• [What the task requires] Print out each entry below exactly, please.

### Available data ###

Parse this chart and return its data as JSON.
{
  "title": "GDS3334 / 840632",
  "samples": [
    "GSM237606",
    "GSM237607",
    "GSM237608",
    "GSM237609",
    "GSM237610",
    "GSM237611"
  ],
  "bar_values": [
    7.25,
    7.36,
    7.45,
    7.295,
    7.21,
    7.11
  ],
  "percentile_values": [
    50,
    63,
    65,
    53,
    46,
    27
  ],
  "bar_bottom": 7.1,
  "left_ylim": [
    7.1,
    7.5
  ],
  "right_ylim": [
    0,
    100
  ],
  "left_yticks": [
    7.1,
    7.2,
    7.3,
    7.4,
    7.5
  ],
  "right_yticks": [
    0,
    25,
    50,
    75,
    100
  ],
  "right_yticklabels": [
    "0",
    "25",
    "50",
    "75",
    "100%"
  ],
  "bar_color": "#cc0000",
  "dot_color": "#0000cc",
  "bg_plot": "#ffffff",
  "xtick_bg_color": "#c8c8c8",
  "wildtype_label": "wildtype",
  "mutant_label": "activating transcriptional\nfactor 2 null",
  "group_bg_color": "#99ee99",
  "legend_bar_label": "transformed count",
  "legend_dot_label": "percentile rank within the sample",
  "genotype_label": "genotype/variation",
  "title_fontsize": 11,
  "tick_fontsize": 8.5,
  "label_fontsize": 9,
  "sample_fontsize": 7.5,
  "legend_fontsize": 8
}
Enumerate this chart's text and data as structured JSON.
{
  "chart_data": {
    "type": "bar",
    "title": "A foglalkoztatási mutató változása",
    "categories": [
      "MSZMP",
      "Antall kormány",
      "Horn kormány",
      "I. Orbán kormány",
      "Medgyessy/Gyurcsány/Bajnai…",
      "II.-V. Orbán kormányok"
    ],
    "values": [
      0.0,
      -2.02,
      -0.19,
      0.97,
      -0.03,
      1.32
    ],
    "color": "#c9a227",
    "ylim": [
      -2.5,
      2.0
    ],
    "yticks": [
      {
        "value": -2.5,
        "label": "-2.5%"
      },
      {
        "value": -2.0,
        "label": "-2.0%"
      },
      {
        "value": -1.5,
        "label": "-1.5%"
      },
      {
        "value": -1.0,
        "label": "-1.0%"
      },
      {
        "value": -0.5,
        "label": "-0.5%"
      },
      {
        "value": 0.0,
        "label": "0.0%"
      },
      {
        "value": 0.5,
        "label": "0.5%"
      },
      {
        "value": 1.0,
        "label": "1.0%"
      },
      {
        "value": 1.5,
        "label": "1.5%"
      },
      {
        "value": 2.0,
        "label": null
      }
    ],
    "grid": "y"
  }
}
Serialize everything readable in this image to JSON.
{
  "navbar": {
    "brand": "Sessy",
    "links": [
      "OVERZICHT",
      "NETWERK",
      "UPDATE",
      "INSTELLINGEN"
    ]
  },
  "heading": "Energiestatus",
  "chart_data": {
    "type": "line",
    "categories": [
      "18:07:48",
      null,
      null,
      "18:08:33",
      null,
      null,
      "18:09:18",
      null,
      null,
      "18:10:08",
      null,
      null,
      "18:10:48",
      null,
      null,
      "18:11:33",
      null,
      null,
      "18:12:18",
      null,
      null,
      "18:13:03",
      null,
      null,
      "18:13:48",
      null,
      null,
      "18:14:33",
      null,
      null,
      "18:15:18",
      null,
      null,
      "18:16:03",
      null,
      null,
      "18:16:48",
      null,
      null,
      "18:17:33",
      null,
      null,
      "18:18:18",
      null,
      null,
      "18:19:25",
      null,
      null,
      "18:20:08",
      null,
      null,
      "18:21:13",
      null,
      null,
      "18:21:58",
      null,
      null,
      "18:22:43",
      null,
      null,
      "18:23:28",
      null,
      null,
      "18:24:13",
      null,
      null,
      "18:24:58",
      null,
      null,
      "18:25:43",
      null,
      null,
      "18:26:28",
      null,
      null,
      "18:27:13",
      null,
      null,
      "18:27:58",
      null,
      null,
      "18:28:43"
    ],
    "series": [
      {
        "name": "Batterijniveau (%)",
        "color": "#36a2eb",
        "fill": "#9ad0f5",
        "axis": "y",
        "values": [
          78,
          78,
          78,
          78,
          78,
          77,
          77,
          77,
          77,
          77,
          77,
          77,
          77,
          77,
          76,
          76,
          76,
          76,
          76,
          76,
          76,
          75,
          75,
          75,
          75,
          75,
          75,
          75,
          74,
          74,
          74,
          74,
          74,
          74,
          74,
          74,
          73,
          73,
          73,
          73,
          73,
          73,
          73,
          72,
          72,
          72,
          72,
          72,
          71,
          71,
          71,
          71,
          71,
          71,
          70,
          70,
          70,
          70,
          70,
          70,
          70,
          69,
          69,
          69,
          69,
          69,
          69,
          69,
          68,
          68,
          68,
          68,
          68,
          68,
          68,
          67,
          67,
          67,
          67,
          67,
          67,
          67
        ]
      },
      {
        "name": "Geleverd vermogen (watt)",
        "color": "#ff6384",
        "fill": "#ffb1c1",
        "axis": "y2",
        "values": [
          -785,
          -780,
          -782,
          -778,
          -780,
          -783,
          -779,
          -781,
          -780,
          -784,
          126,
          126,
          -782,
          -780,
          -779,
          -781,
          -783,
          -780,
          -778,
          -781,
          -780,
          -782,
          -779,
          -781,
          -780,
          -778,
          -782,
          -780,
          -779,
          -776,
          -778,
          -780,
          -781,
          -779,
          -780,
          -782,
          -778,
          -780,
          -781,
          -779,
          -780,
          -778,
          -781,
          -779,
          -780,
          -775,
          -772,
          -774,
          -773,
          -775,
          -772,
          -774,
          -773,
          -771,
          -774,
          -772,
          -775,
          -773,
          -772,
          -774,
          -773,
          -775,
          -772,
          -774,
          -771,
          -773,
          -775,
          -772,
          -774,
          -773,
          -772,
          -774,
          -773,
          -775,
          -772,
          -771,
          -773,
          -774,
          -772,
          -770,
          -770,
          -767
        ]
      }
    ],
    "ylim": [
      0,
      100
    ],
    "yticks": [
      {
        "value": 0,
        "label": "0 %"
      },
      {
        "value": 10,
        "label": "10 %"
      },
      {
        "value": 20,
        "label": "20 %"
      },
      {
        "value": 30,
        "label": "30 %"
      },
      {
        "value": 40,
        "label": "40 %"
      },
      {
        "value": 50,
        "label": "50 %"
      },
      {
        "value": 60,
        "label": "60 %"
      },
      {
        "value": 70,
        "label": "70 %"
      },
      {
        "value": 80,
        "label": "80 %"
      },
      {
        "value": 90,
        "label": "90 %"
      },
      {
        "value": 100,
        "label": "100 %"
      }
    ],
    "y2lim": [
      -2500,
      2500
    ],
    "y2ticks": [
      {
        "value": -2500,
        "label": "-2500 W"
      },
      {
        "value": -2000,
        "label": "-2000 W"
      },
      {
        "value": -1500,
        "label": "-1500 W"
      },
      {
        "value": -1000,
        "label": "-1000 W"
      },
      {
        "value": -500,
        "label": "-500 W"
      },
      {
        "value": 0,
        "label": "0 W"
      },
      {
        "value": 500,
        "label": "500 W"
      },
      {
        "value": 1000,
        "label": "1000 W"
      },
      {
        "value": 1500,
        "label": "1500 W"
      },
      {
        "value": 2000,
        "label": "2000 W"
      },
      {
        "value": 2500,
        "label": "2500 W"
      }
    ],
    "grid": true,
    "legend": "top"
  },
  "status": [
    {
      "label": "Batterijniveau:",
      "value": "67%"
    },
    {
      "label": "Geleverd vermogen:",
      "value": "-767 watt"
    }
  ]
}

###

• [Output of the exercise]
Parse this chart and return its data as JSON.
{
  "title": "GDS3334 / 840632",
  "samples": [
    "GSM237606",
    "GSM237607",
    "GSM237608",
    "GSM237609",
    "GSM237610",
    "GSM237611"
  ],
  "bar_values": [
    7.25,
    7.36,
    7.45,
    7.295,
    7.21,
    7.11
  ],
  "percentile_values": [
    50,
    63,
    65,
    53,
    46,
    27
  ],
  "bar_bottom": 7.1,
  "left_ylim": [
    7.1,
    7.5
  ],
  "right_ylim": [
    0,
    100
  ],
  "left_yticks": [
    7.1,
    7.2,
    7.3,
    7.4,
    7.5
  ],
  "right_yticks": [
    0,
    25,
    50,
    75,
    100
  ],
  "right_yticklabels": [
    "0",
    "25",
    "50",
    "75",
    "100%"
  ],
  "bar_color": "#cc0000",
  "dot_color": "#0000cc",
  "bg_plot": "#ffffff",
  "xtick_bg_color": "#c8c8c8",
  "wildtype_label": "wildtype",
  "mutant_label": "activating transcriptional\nfactor 2 null",
  "group_bg_color": "#99ee99",
  "legend_bar_label": "transformed count",
  "legend_dot_label": "percentile rank within the sample",
  "genotype_label": "genotype/variation",
  "title_fontsize": 11,
  "tick_fontsize": 8.5,
  "label_fontsize": 9,
  "sample_fontsize": 7.5,
  "legend_fontsize": 8
}
Enumerate this chart's text and data as structured JSON.
{
  "chart_data": {
    "type": "bar",
    "title": "A foglalkoztatási mutató változása",
    "categories": [
      "MSZMP",
      "Antall kormány",
      "Horn kormány",
      "I. Orbán kormány",
      "Medgyessy/Gyurcsány/Bajnai…",
      "II.-V. Orbán kormányok"
    ],
    "values": [
      0.0,
      -2.02,
      -0.19,
      0.97,
      -0.03,
      1.32
    ],
    "color": "#c9a227",
    "ylim": [
      -2.5,
      2.0
    ],
    "yticks": [
      {
        "value": -2.5,
        "label": "-2.5%"
      },
      {
        "value": -2.0,
        "label": "-2.0%"
      },
      {
        "value": -1.5,
        "label": "-1.5%"
      },
      {
        "value": -1.0,
        "label": "-1.0%"
      },
      {
        "value": -0.5,
        "label": "-0.5%"
      },
      {
        "value": 0.0,
        "label": "0.0%"
      },
      {
        "value": 0.5,
        "label": "0.5%"
      },
      {
        "value": 1.0,
        "label": "1.0%"
      },
      {
        "value": 1.5,
        "label": "1.5%"
      },
      {
        "value": 2.0,
        "label": null
      }
    ],
    "grid": "y"
  }
}
Serialize everything readable in this image to JSON.
{
  "navbar": {
    "brand": "Sessy",
    "links": [
      "OVERZICHT",
      "NETWERK",
      "UPDATE",
      "INSTELLINGEN"
    ]
  },
  "heading": "Energiestatus",
  "chart_data": {
    "type": "line",
    "categories": [
      "18:07:48",
      null,
      null,
      "18:08:33",
      null,
      null,
      "18:09:18",
      null,
      null,
      "18:10:08",
      null,
      null,
      "18:10:48",
      null,
      null,
      "18:11:33",
      null,
      null,
      "18:12:18",
      null,
      null,
      "18:13:03",
      null,
      null,
      "18:13:48",
      null,
      null,
      "18:14:33",
      null,
      null,
      "18:15:18",
      null,
      null,
      "18:16:03",
      null,
      null,
      "18:16:48",
      null,
      null,
      "18:17:33",
      null,
      null,
      "18:18:18",
      null,
      null,
      "18:19:25",
      null,
      null,
      "18:20:08",
      null,
      null,
      "18:21:13",
      null,
      null,
      "18:21:58",
      null,
      null,
      "18:22:43",
      null,
      null,
      "18:23:28",
      null,
      null,
      "18:24:13",
      null,
      null,
      "18:24:58",
      null,
      null,
      "18:25:43",
      null,
      null,
      "18:26:28",
      null,
      null,
      "18:27:13",
      null,
      null,
      "18:27:58",
      null,
      null,
      "18:28:43"
    ],
    "series": [
      {
        "name": "Batterijniveau (%)",
        "color": "#36a2eb",
        "fill": "#9ad0f5",
        "axis": "y",
        "values": [
          78,
          78,
          78,
          78,
          78,
          77,
          77,
          77,
          77,
          77,
          77,
          77,
          77,
          77,
          76,
          76,
          76,
          76,
          76,
          76,
          76,
          75,
          75,
          75,
          75,
          75,
          75,
          75,
          74,
          74,
          74,
          74,
          74,
          74,
          74,
          74,
          73,
          73,
          73,
          73,
          73,
          73,
          73,
          72,
          72,
          72,
          72,
          72,
          71,
          71,
          71,
          71,
          71,
          71,
          70,
          70,
          70,
          70,
          70,
          70,
          70,
          69,
          69,
          69,
          69,
          69,
          69,
          69,
          68,
          68,
          68,
          68,
          68,
          68,
          68,
          67,
          67,
          67,
          67,
          67,
          67,
          67
        ]
      },
      {
        "name": "Geleverd vermogen (watt)",
        "color": "#ff6384",
        "fill": "#ffb1c1",
        "axis": "y2",
        "values": [
          -785,
          -780,
          -782,
          -778,
          -780,
          -783,
          -779,
          -781,
          -780,
          -784,
          126,
          126,
          -782,
          -780,
          -779,
          -781,
          -783,
          -780,
          -778,
          -781,
          -780,
          -782,
          -779,
          -781,
          -780,
          -778,
          -782,
          -780,
          -779,
          -776,
          -778,
          -780,
          -781,
          -779,
          -780,
          -782,
          -778,
          -780,
          -781,
          -779,
          -780,
          -778,
          -781,
          -779,
          -780,
          -775,
          -772,
          -774,
          -773,
          -775,
          -772,
          -774,
          -773,
          -771,
          -774,
          -772,
          -775,
          -773,
          -772,
          -774,
          -773,
          -775,
          -772,
          -774,
          -771,
          -773,
          -775,
          -772,
          -774,
          -773,
          -772,
          -774,
          -773,
          -775,
          -772,
          -771,
          -773,
          -774,
          -772,
          -770,
          -770,
          -767
        ]
      }
    ],
    "ylim": [
      0,
      100
    ],
    "yticks": [
      {
        "value": 0,
        "label": "0 %"
      },
      {
        "value": 10,
        "label": "10 %"
      },
      {
        "value": 20,
        "label": "20 %"
      },
      {
        "value": 30,
        "label": "30 %"
      },
      {
        "value": 40,
        "label": "40 %"
      },
      {
        "value": 50,
        "label": "50 %"
      },
      {
        "value": 60,
        "label": "60 %"
      },
      {
        "value": 70,
        "label": "70 %"
      },
      {
        "value": 80,
        "label": "80 %"
      },
      {
        "value": 90,
        "label": "90 %"
      },
      {
        "value": 100,
        "label": "100 %"
      }
    ],
    "y2lim": [
      -2500,
      2500
    ],
    "y2ticks": [
      {
        "value": -2500,
        "label": "-2500 W"
      },
      {
        "value": -2000,
        "label": "-2000 W"
      },
      {
        "value": -1500,
        "label": "-1500 W"
      },
      {
        "value": -1000,
        "label": "-1000 W"
      },
      {
        "value": -500,
        "label": "-500 W"
      },
      {
        "value": 0,
        "label": "0 W"
      },
      {
        "value": 500,
        "label": "500 W"
      },
      {
        "value": 1000,
        "label": "1000 W"
      },
      {
        "value": 1500,
        "label": "1500 W"
      },
      {
        "value": 2000,
        "label": "2000 W"
      },
      {
        "value": 2500,
        "label": "2500 W"
      }
    ],
    "grid": true,
    "legend": "top"
  },
  "status": [
    {
      "label": "Batterijniveau:",
      "value": "67%"
    },
    {
      "label": "Geleverd vermogen:",
      "value": "-767 watt"
    }
  ]
}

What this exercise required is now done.